_Dataset content:_
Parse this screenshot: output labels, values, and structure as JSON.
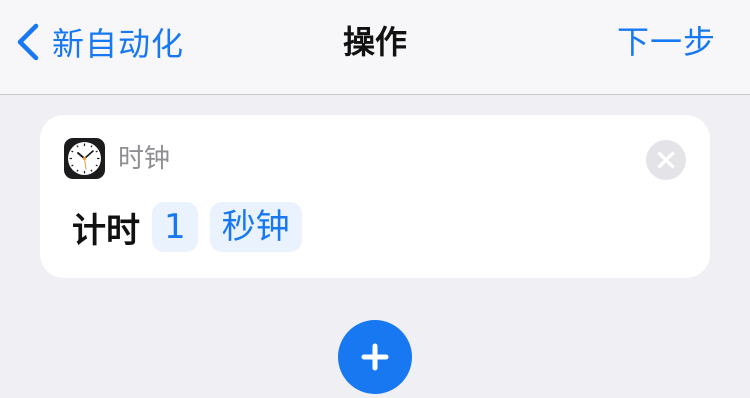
{
  "nav": {
    "back_label": "新自动化",
    "title": "操作",
    "next_label": "下一步"
  },
  "action_card": {
    "app_name": "时钟",
    "app_icon": "clock-icon",
    "action_label": "计时",
    "duration_value": "1",
    "duration_unit": "秒钟"
  },
  "colors": {
    "accent": "#1778f2",
    "background": "#efeff4",
    "card": "#ffffff"
  }
}
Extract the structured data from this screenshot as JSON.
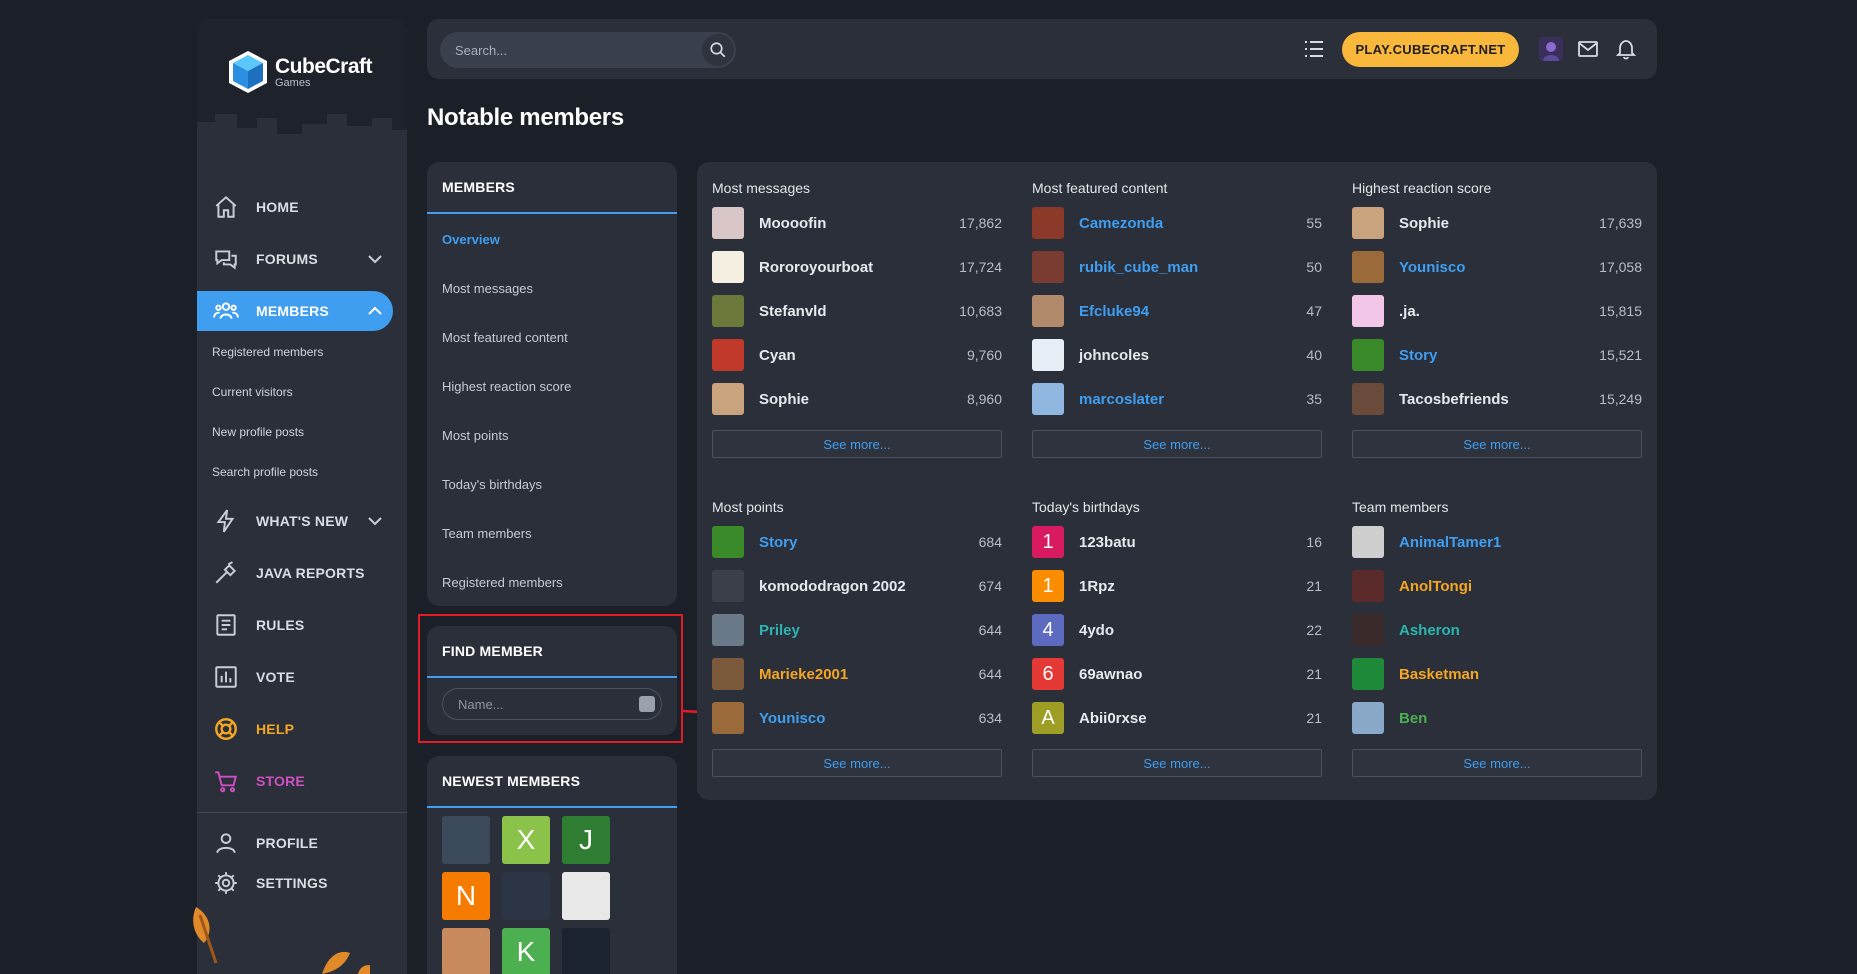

_The request:_
Every line of text is to be repeated exactly; pictures are left out.

_Output of the exercise:_
Parse this screenshot: output labels, values, and structure as JSON.
{
  "nav": {
    "back_label": "新自动化",
    "title": "操作",
    "next_label": "下一步"
  },
  "action_card": {
    "app_name": "时钟",
    "app_icon": "clock-icon",
    "action_label": "计时",
    "duration_value": "1",
    "duration_unit": "秒钟"
  },
  "colors": {
    "accent": "#1778f2",
    "background": "#efeff4",
    "card": "#ffffff"
  }
}
Extract the structured data from this screenshot as JSON.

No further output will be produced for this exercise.